| Task statement |
Exclude the pictures, then copy all remaining records exactly.
■ ■ ■ ■ ■ ■ ■
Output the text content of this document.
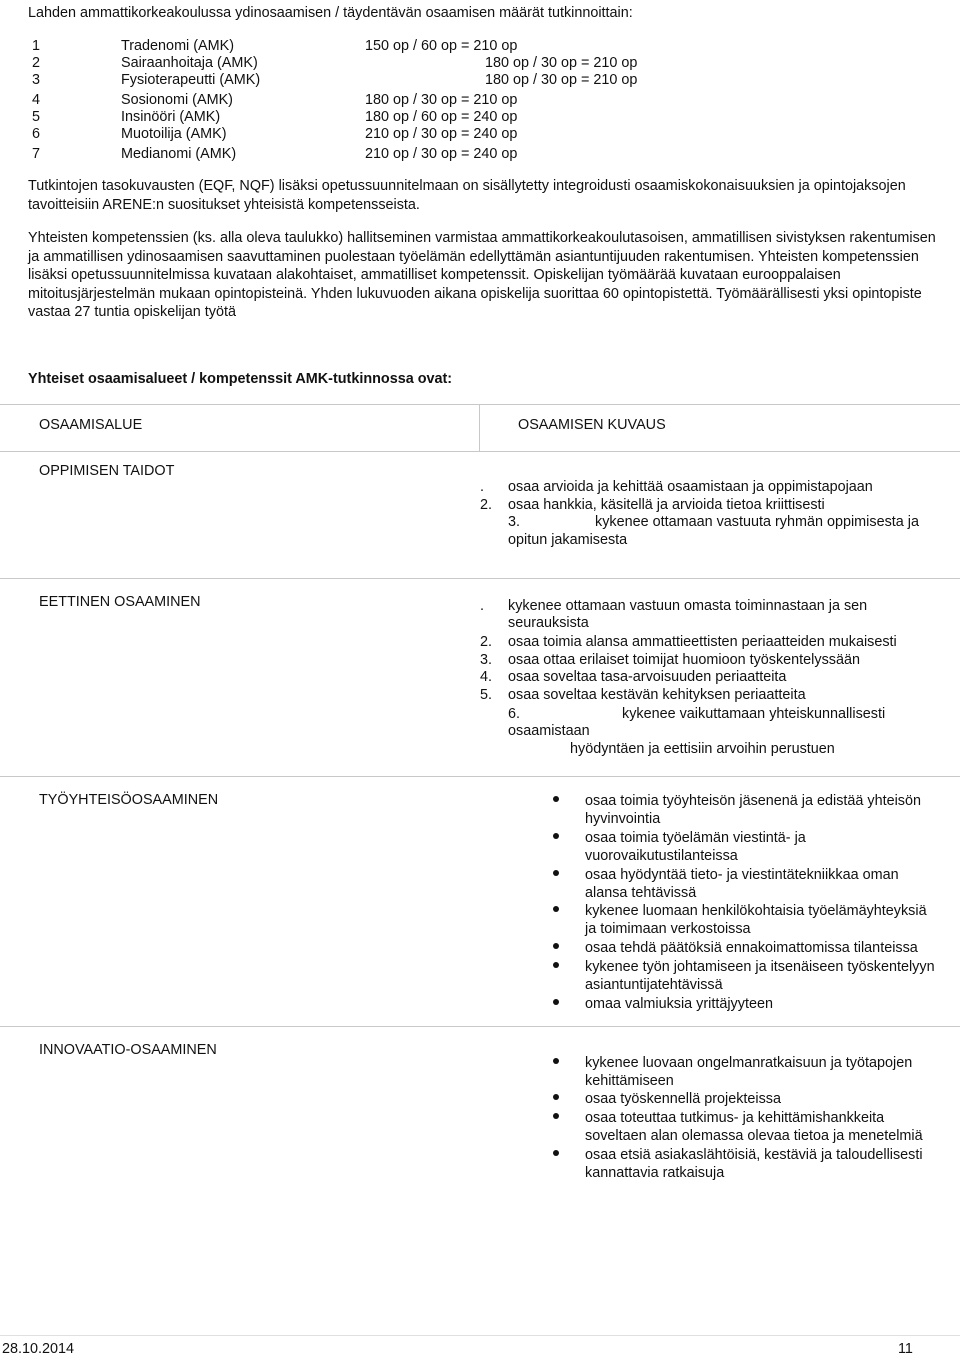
Lahden ammattikorkeakoulussa ydinosaamisen / täydentävän osaamisen määrät tutkinnoittain:
1	Tradenomi (AMK)	150 op / 60 op = 210 op
2	Sairaanhoitaja (AMK)	180 op / 30 op = 210 op
3	Fysioterapeutti (AMK)	180 op / 30 op = 210 op
4	Sosionomi (AMK)	180 op / 30 op = 210 op
5	Insinööri (AMK)	180 op / 60 op = 240 op
6	Muotoilija (AMK)	210 op / 30 op = 240 op
7	Medianomi (AMK)	210 op / 30 op = 240 op
Tutkintojen tasokuvausten (EQF, NQF) lisäksi opetussuunnitelmaan on sisällytetty integroidusti osaamiskokonaisuuksien ja opintojaksojen tavoitteisiin ARENE:n suositukset yhteisistä kompetensseista.
Yhteisten kompetenssien (ks. alla oleva taulukko) hallitseminen varmistaa ammattikorkeakoulutasoisen, ammatillisen sivistyksen rakentumisen ja ammatillisen ydinosaamisen saavuttaminen puolestaan työelämän edellyttämän asiantuntijuuden rakentumisen. Yhteisten kompetenssien lisäksi opetussuunnitelmissa kuvataan alakohtaiset, ammatilliset kompetenssit. Opiskelijan työmäärää kuvataan eurooppalaisen mitoitusjärjestelmän mukaan opintopisteinä. Yhden lukuvuoden aikana opiskelija suorittaa 60 opintopistettä. Työmäärällisesti yksi opintopiste vastaa 27 tuntia opiskelijan työtä
Yhteiset osaamisalueet / kompetenssit AMK-tutkinnossa ovat:
OSAAMISALUE	OSAAMISEN KUVAUS
OPPIMISEN TAIDOT
. osaa arvioida ja kehittää osaamistaan ja oppimistapojaan
2. osaa hankkia, käsitellä ja arvioida tietoa kriittisesti
3.	kykenee ottamaan vastuuta ryhmän oppimisesta ja
opitun jakamisesta
EETTINEN OSAAMINEN	. kykenee ottamaan vastuun omasta toiminnastaan ja sen
seurauksista
2. osaa toimia alansa ammattieettisten periaatteiden mukaisesti
3. osaa ottaa erilaiset toimijat huomioon työskentelyssään
4. osaa soveltaa tasa-arvoisuuden periaatteita
5. osaa soveltaa kestävän kehityksen periaatteita
6.	kykenee vaikuttamaan yhteiskunnallisesti
osaamistaan
hyödyntäen ja eettisiin arvoihin perustuen
TYÖYHTEISÖOSAAMINEN	osaa toimia työyhteisön jäsenenä ja edistää yhteisön
hyvinvointia
osaa toimia työelämän viestintä- ja
vuorovaikutustilanteissa
osaa hyödyntää tieto- ja viestintätekniikkaa oman
alansa tehtävissä
kykenee luomaan henkilökohtaisia työelämäyhteyksiä
ja toimimaan verkostoissa
osaa tehdä päätöksiä ennakoimattomissa tilanteissa
kykenee työn johtamiseen ja itsenäiseen työskentelyyn
asiantuntijatehtävissä
omaa valmiuksia yrittäjyyteen
INNOVAATIO-OSAAMINEN
kykenee luovaan ongelmanratkaisuun ja työtapojen
kehittämiseen
osaa työskennellä projekteissa
osaa toteuttaa tutkimus- ja kehittämishankkeita
soveltaen alan olemassa olevaa tietoa ja menetelmiä
osaa etsiä asiakaslähtöisiä, kestäviä ja taloudellisesti
kannattavia ratkaisuja
28.10.2014	11
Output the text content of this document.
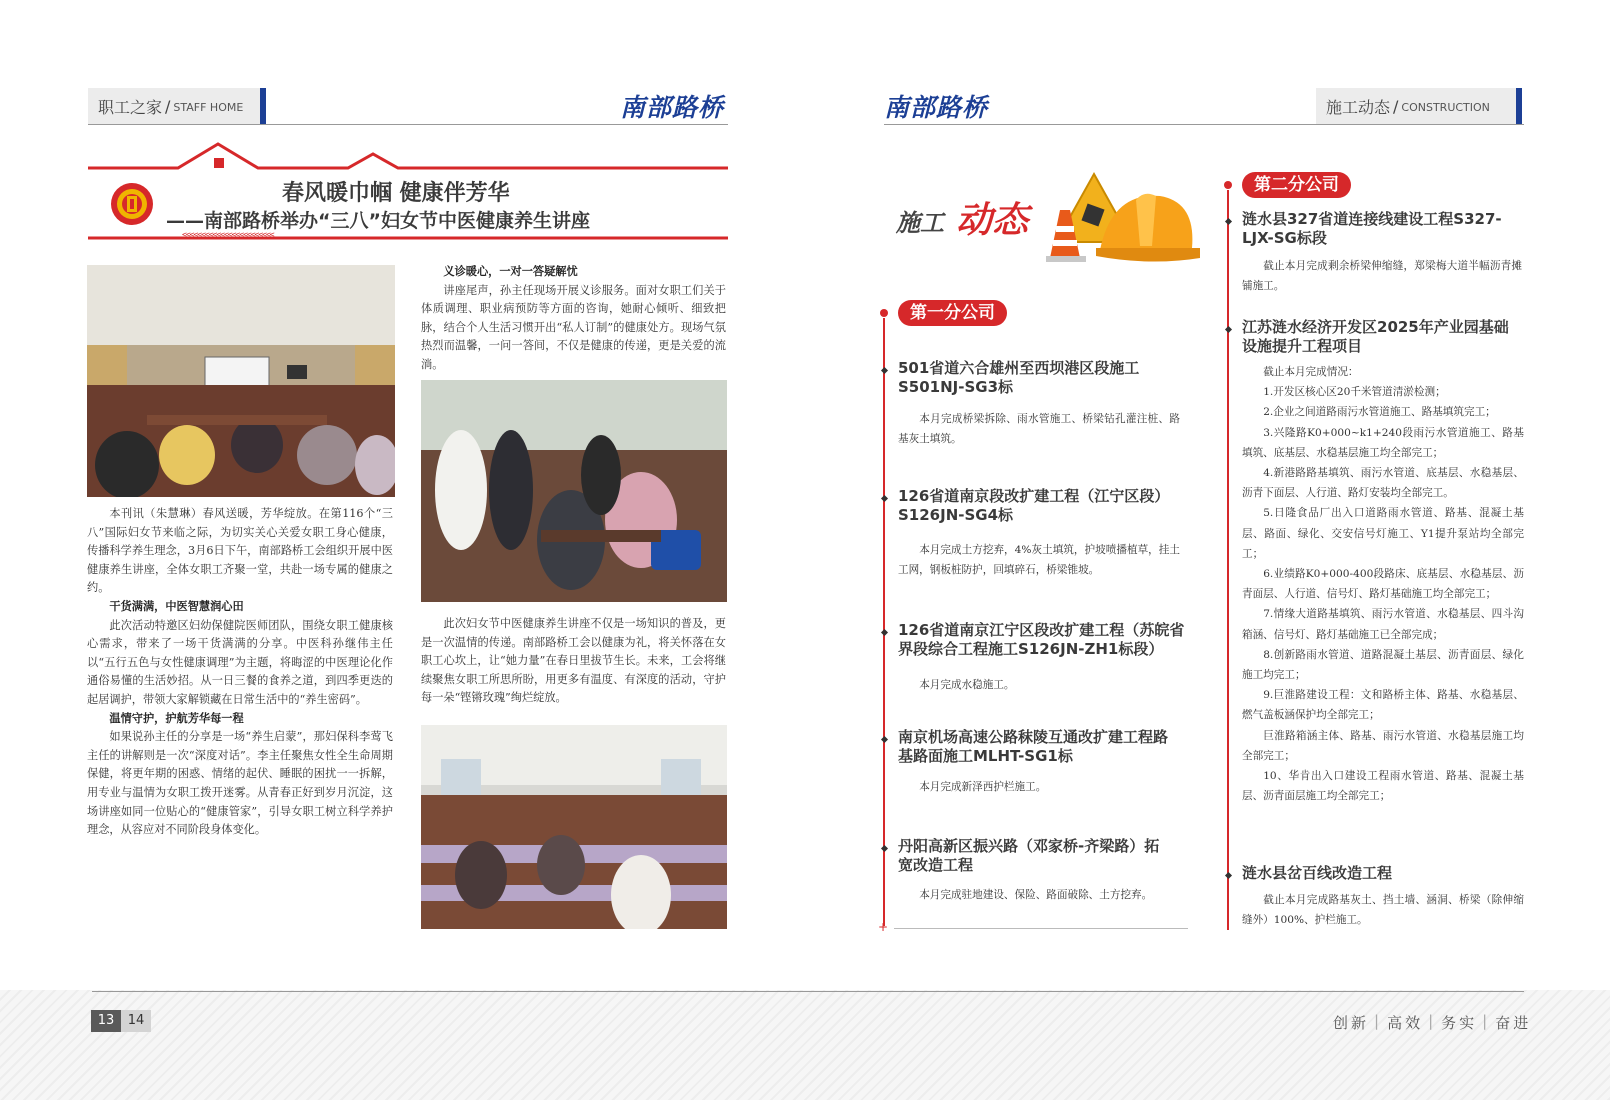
职工之家 / STAFF HOME	南部路桥
春风暖巾帼 健康伴芳华
——南部路桥举办“三八”妇女节中医健康养生讲座
<<<<<<<<<<<<<<<<<<<<<<<<

本刊讯（朱慧琳）春风送暖，芳华绽放。在第116个“三八”国际妇女节来临之际，为切实关心关爱女职工身心健康，传播科学养生理念，3月6日下午，南部路桥工会组织开展中医健康养生讲座，全体女职工齐聚一堂，共赴一场专属的健康之约。

干货满满，中医智慧润心田

此次活动特邀区妇幼保健院医师团队，围绕女职工健康核心需求，带来了一场干货满满的分享。中医科孙继伟主任以“五行五色与女性健康调理”为主题，将晦涩的中医理论化作通俗易懂的生活妙招。从一日三餐的食养之道，到四季更迭的起居调护，带领大家解锁藏在日常生活中的“养生密码”。

温情守护，护航芳华每一程

如果说孙主任的分享是一场“养生启蒙”，那妇保科李莺飞主任的讲解则是一次“深度对话”。李主任聚焦女性全生命周期保健，将更年期的困惑、情绪的起伏、睡眠的困扰一一拆解，用专业与温情为女职工拨开迷雾。从青春正好到岁月沉淀，这场讲座如同一位贴心的“健康管家”，引导女职工树立科学养护理念，从容应对不同阶段身体变化。

义诊暖心，一对一答疑解忧

讲座尾声，孙主任现场开展义诊服务。面对女职工们关于体质调理、职业病预防等方面的咨询，她耐心倾听、细致把脉，结合个人生活习惯开出“私人订制”的健康处方。现场气氛热烈而温馨，一问一答间，不仅是健康的传递，更是关爱的流淌。

此次妇女节中医健康养生讲座不仅是一场知识的普及，更是一次温情的传递。南部路桥工会以健康为礼，将关怀落在女职工心坎上，让“她力量”在春日里拔节生长。未来，工会将继续聚焦女职工所思所盼，用更多有温度、有深度的活动，守护每一朵“铿锵玫瑰”绚烂绽放。

南部路桥	施工动态 / CONSTRUCTION
施工 动态
+
第一分公司
501省道六合雄州至西坝港区段施工S501NJ-SG3标
本月完成桥梁拆除、雨水管施工、桥梁钻孔灌注桩、路基灰土填筑。
126省道南京段改扩建工程（江宁区段）S126JN-SG4标
本月完成土方挖弃，4%灰土填筑，护坡喷播植草，挂土工网，钢板桩防护，回填碎石，桥梁锥坡。
126省道南京江宁区段改扩建工程（苏皖省界段综合工程施工S126JN-ZH1标段）
本月完成水稳施工。
南京机场高速公路秣陵互通改扩建工程路基路面施工MLHT-SG1标
本月完成新泽西护栏施工。
丹阳高新区振兴路（邓家桥-齐梁路）拓宽改造工程
本月完成驻地建设、保险、路面破除、土方挖弃。
第二分公司
涟水县327省道连接线建设工程S327-LJX-SG标段
截止本月完成剩余桥梁伸缩缝，郑梁梅大道半幅沥青摊铺施工。
江苏涟水经济开发区2025年产业园基础设施提升工程项目
截止本月完成情况：
1.开发区核心区20千米管道清淤检测；
2.企业之间道路雨污水管道施工、路基填筑完工；
3.兴隆路K0+000~k1+240段雨污水管道施工、路基填筑、底基层、水稳基层施工均全部完工；
4.新港路路基填筑、雨污水管道、底基层、水稳基层、沥青下面层、人行道、路灯安装均全部完工。
5.日隆食品厂出入口道路雨水管道、路基、混凝土基层、路面、绿化、交安信号灯施工、Y1提升泵站均全部完工；
6.业绩路K0+000-400段路床、底基层、水稳基层、沥青面层、人行道、信号灯、路灯基础施工均全部完工；
7.情缘大道路基填筑、雨污水管道、水稳基层、四斗沟箱涵、信号灯、路灯基础施工已全部完成；
8.创新路雨水管道、道路混凝土基层、沥青面层、绿化施工均完工；
9.巨淮路建设工程：文和路桥主体、路基、水稳基层、燃气盖板涵保护均全部完工；
巨淮路箱涵主体、路基、雨污水管道、水稳基层施工均全部完工；
10、华肯出入口建设工程雨水管道、路基、混凝土基层、沥青面层施工均全部完工；
涟水县岔百线改造工程
截止本月完成路基灰土、挡土墙、涵洞、桥梁（除伸缩缝外）100%、护栏施工。
13	14	创新 | 高效 | 务实 | 奋进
■ ■ ■ ■ ■ ■ ■
| Exercise solution |
Output the text content of this document.
Lahden ammattikorkeakoulussa ydinosaamisen / täydentävän osaamisen määrät tutkinnoittain:
1	Tradenomi (AMK)	150 op / 60 op = 210 op
2	Sairaanhoitaja (AMK)	180 op / 30 op = 210 op
3	Fysioterapeutti (AMK)	180 op / 30 op = 210 op
4	Sosionomi (AMK)	180 op / 30 op = 210 op
5	Insinööri (AMK)	180 op / 60 op = 240 op
6	Muotoilija (AMK)	210 op / 30 op = 240 op
7	Medianomi (AMK)	210 op / 30 op = 240 op
Tutkintojen tasokuvausten (EQF, NQF) lisäksi opetussuunnitelmaan on sisällytetty integroidusti osaamiskokonaisuuksien ja opintojaksojen tavoitteisiin ARENE:n suositukset yhteisistä kompetensseista.
Yhteisten kompetenssien (ks. alla oleva taulukko) hallitseminen varmistaa ammattikorkeakoulutasoisen, ammatillisen sivistyksen rakentumisen ja ammatillisen ydinosaamisen saavuttaminen puolestaan työelämän edellyttämän asiantuntijuuden rakentumisen. Yhteisten kompetenssien lisäksi opetussuunnitelmissa kuvataan alakohtaiset, ammatilliset kompetenssit. Opiskelijan työmäärää kuvataan eurooppalaisen mitoitusjärjestelmän mukaan opintopisteinä. Yhden lukuvuoden aikana opiskelija suorittaa 60 opintopistettä. Työmäärällisesti yksi opintopiste vastaa 27 tuntia opiskelijan työtä
Yhteiset osaamisalueet / kompetenssit AMK-tutkinnossa ovat:
OSAAMISALUE	OSAAMISEN KUVAUS
OPPIMISEN TAIDOT
. osaa arvioida ja kehittää osaamistaan ja oppimistapojaan
2. osaa hankkia, käsitellä ja arvioida tietoa kriittisesti
3.	kykenee ottamaan vastuuta ryhmän oppimisesta ja
opitun jakamisesta
EETTINEN OSAAMINEN	. kykenee ottamaan vastuun omasta toiminnastaan ja sen
seurauksista
2. osaa toimia alansa ammattieettisten periaatteiden mukaisesti
3. osaa ottaa erilaiset toimijat huomioon työskentelyssään
4. osaa soveltaa tasa-arvoisuuden periaatteita
5. osaa soveltaa kestävän kehityksen periaatteita
6.	kykenee vaikuttamaan yhteiskunnallisesti
osaamistaan
hyödyntäen ja eettisiin arvoihin perustuen
TYÖYHTEISÖOSAAMINEN	osaa toimia työyhteisön jäsenenä ja edistää yhteisön
hyvinvointia
osaa toimia työelämän viestintä- ja
vuorovaikutustilanteissa
osaa hyödyntää tieto- ja viestintätekniikkaa oman
alansa tehtävissä
kykenee luomaan henkilökohtaisia työelämäyhteyksiä
ja toimimaan verkostoissa
osaa tehdä päätöksiä ennakoimattomissa tilanteissa
kykenee työn johtamiseen ja itsenäiseen työskentelyyn
asiantuntijatehtävissä
omaa valmiuksia yrittäjyyteen
INNOVAATIO-OSAAMINEN
kykenee luovaan ongelmanratkaisuun ja työtapojen
kehittämiseen
osaa työskennellä projekteissa
osaa toteuttaa tutkimus- ja kehittämishankkeita
soveltaen alan olemassa olevaa tietoa ja menetelmiä
osaa etsiä asiakaslähtöisiä, kestäviä ja taloudellisesti
kannattavia ratkaisuja
28.10.2014	11
Output the text content of this document.
职工之家 / STAFF HOME	南部路桥
春风暖巾帼 健康伴芳华
——南部路桥举办“三八”妇女节中医健康养生讲座
<<<<<<<<<<<<<<<<<<<<<<<<

本刊讯（朱慧琳）春风送暖，芳华绽放。在第116个“三八”国际妇女节来临之际，为切实关心关爱女职工身心健康，传播科学养生理念，3月6日下午，南部路桥工会组织开展中医健康养生讲座，全体女职工齐聚一堂，共赴一场专属的健康之约。

干货满满，中医智慧润心田

此次活动特邀区妇幼保健院医师团队，围绕女职工健康核心需求，带来了一场干货满满的分享。中医科孙继伟主任以“五行五色与女性健康调理”为主题，将晦涩的中医理论化作通俗易懂的生活妙招。从一日三餐的食养之道，到四季更迭的起居调护，带领大家解锁藏在日常生活中的“养生密码”。

温情守护，护航芳华每一程

如果说孙主任的分享是一场“养生启蒙”，那妇保科李莺飞主任的讲解则是一次“深度对话”。李主任聚焦女性全生命周期保健，将更年期的困惑、情绪的起伏、睡眠的困扰一一拆解，用专业与温情为女职工拨开迷雾。从青春正好到岁月沉淀，这场讲座如同一位贴心的“健康管家”，引导女职工树立科学养护理念，从容应对不同阶段身体变化。

义诊暖心，一对一答疑解忧

讲座尾声，孙主任现场开展义诊服务。面对女职工们关于体质调理、职业病预防等方面的咨询，她耐心倾听、细致把脉，结合个人生活习惯开出“私人订制”的健康处方。现场气氛热烈而温馨，一问一答间，不仅是健康的传递，更是关爱的流淌。

此次妇女节中医健康养生讲座不仅是一场知识的普及，更是一次温情的传递。南部路桥工会以健康为礼，将关怀落在女职工心坎上，让“她力量”在春日里拔节生长。未来，工会将继续聚焦女职工所思所盼，用更多有温度、有深度的活动，守护每一朵“铿锵玫瑰”绚烂绽放。

南部路桥	施工动态 / CONSTRUCTION
施工 动态
+
第一分公司
501省道六合雄州至西坝港区段施工S501NJ-SG3标
本月完成桥梁拆除、雨水管施工、桥梁钻孔灌注桩、路基灰土填筑。
126省道南京段改扩建工程（江宁区段）S126JN-SG4标
本月完成土方挖弃，4%灰土填筑，护坡喷播植草，挂土工网，钢板桩防护，回填碎石，桥梁锥坡。
126省道南京江宁区段改扩建工程（苏皖省界段综合工程施工S126JN-ZH1标段）
本月完成水稳施工。
南京机场高速公路秣陵互通改扩建工程路基路面施工MLHT-SG1标
本月完成新泽西护栏施工。
丹阳高新区振兴路（邓家桥-齐梁路）拓宽改造工程
本月完成驻地建设、保险、路面破除、土方挖弃。
第二分公司
涟水县327省道连接线建设工程S327-LJX-SG标段
截止本月完成剩余桥梁伸缩缝，郑梁梅大道半幅沥青摊铺施工。
江苏涟水经济开发区2025年产业园基础设施提升工程项目
截止本月完成情况：
1.开发区核心区20千米管道清淤检测；
2.企业之间道路雨污水管道施工、路基填筑完工；
3.兴隆路K0+000~k1+240段雨污水管道施工、路基填筑、底基层、水稳基层施工均全部完工；
4.新港路路基填筑、雨污水管道、底基层、水稳基层、沥青下面层、人行道、路灯安装均全部完工。
5.日隆食品厂出入口道路雨水管道、路基、混凝土基层、路面、绿化、交安信号灯施工、Y1提升泵站均全部完工；
6.业绩路K0+000-400段路床、底基层、水稳基层、沥青面层、人行道、信号灯、路灯基础施工均全部完工；
7.情缘大道路基填筑、雨污水管道、水稳基层、四斗沟箱涵、信号灯、路灯基础施工已全部完成；
8.创新路雨水管道、道路混凝土基层、沥青面层、绿化施工均完工；
9.巨淮路建设工程：文和路桥主体、路基、水稳基层、燃气盖板涵保护均全部完工；
巨淮路箱涵主体、路基、雨污水管道、水稳基层施工均全部完工；
10、华肯出入口建设工程雨水管道、路基、混凝土基层、沥青面层施工均全部完工；
涟水县岔百线改造工程
截止本月完成路基灰土、挡土墙、涵洞、桥梁（除伸缩缝外）100%、护栏施工。
13	14	创新 | 高效 | 务实 | 奋进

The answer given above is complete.